**Exercise task:** How many lines in the records below contain the word "Level"? Give only the number.

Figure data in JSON
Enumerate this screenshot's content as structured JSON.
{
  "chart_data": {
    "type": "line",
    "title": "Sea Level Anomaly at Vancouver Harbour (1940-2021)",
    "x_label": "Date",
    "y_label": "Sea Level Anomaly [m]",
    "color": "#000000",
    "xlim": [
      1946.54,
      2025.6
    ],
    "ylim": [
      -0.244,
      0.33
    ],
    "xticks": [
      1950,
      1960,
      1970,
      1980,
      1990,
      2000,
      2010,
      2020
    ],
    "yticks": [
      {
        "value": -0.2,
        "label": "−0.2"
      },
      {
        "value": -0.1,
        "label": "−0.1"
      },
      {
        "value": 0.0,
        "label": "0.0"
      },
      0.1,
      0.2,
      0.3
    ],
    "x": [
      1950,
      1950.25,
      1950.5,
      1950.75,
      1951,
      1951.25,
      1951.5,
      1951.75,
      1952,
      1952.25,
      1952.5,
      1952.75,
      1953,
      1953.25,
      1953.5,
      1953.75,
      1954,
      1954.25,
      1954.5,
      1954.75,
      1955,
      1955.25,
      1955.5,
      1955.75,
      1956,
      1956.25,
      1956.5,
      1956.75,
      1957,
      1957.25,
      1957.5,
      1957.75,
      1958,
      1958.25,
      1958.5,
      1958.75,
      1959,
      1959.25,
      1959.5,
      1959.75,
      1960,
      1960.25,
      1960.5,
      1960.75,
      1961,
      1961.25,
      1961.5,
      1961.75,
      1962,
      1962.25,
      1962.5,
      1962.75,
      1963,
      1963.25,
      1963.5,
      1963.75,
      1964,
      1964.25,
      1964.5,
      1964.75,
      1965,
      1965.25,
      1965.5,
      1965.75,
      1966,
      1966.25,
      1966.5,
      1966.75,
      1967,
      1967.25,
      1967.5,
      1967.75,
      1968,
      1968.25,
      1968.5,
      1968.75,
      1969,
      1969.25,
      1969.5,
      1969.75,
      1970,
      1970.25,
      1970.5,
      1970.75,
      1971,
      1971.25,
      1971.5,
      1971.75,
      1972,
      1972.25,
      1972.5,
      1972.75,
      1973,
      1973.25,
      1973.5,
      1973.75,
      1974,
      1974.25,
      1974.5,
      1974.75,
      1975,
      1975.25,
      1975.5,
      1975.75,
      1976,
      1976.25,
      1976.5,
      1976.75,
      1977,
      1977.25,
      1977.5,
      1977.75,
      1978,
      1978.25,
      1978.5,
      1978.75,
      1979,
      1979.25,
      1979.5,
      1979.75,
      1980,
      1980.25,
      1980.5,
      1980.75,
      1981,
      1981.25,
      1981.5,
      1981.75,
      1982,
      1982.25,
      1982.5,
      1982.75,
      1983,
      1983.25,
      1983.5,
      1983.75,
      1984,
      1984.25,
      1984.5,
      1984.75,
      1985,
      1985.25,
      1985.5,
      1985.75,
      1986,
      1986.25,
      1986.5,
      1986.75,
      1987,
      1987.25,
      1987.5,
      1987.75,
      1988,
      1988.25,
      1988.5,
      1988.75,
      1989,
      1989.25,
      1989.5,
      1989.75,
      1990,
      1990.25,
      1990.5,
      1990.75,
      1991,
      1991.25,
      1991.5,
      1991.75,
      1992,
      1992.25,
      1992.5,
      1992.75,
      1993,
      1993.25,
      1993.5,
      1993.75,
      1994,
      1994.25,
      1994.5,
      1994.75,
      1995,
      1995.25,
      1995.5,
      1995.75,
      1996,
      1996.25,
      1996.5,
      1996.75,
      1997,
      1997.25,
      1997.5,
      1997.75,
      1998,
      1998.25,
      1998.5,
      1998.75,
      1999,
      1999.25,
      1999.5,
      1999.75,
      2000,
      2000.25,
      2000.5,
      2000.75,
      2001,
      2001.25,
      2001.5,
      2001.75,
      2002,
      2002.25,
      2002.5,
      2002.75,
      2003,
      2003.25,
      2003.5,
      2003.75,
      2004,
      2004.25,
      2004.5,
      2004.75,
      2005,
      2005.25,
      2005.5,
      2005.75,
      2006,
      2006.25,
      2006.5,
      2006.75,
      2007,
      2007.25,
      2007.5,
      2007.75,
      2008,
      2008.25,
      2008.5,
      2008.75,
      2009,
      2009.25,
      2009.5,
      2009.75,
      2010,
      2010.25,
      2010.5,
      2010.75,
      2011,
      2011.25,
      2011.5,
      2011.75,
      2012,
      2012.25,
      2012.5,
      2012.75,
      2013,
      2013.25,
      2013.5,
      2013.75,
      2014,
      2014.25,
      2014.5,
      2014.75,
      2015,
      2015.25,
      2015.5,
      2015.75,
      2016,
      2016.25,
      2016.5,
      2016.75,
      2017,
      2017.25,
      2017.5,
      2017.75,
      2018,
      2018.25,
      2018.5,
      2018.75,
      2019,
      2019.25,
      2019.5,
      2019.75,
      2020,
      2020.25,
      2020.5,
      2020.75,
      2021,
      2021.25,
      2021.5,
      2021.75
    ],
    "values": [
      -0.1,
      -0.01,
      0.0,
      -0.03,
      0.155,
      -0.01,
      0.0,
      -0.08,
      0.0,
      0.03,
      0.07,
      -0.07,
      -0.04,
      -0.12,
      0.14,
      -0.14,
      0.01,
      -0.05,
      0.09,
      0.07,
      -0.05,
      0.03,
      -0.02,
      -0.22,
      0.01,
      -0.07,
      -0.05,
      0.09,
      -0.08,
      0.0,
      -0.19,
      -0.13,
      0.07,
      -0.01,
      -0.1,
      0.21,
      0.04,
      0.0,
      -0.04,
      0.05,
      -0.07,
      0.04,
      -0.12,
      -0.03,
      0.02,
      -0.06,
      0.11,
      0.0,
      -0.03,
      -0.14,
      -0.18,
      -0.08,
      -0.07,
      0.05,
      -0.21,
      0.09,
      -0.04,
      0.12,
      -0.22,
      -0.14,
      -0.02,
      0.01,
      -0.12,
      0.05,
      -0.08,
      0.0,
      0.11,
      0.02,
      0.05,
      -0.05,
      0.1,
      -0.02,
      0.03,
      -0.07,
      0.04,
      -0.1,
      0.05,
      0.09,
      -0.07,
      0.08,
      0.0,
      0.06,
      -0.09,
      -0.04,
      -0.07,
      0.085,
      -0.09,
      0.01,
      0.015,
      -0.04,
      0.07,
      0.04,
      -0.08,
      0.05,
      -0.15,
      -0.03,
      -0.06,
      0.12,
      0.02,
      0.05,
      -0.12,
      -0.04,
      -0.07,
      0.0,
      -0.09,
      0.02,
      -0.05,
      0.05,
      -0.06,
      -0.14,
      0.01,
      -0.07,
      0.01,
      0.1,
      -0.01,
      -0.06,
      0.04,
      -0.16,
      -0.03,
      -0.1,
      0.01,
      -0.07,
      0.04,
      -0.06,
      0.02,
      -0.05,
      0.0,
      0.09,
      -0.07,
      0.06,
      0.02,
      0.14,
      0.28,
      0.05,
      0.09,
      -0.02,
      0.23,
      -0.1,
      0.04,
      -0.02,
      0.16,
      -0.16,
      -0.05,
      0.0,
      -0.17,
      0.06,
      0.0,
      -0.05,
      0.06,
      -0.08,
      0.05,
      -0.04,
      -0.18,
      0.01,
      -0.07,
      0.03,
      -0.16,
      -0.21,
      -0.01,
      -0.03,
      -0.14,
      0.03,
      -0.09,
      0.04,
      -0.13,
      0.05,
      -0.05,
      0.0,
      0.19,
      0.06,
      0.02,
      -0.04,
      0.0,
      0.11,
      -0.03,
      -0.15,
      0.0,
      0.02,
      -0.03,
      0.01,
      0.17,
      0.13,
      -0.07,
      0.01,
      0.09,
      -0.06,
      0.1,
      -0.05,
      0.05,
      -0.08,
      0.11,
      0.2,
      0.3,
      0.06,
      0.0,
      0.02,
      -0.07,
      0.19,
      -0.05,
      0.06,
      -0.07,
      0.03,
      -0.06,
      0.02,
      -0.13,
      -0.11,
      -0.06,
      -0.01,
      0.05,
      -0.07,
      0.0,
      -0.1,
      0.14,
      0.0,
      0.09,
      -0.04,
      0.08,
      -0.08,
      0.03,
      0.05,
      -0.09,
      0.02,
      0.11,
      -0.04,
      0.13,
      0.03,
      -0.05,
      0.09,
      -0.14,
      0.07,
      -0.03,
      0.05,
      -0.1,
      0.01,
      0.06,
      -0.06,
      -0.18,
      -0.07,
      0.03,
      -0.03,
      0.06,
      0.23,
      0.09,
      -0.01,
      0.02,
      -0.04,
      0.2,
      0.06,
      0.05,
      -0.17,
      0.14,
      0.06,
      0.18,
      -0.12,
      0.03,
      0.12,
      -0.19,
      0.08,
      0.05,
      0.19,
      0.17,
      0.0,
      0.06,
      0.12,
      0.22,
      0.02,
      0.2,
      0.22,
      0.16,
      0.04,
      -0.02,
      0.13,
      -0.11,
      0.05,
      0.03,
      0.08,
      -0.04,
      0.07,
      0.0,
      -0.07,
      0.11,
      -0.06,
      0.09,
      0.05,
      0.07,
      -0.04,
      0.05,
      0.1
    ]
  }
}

**Finished task:** 2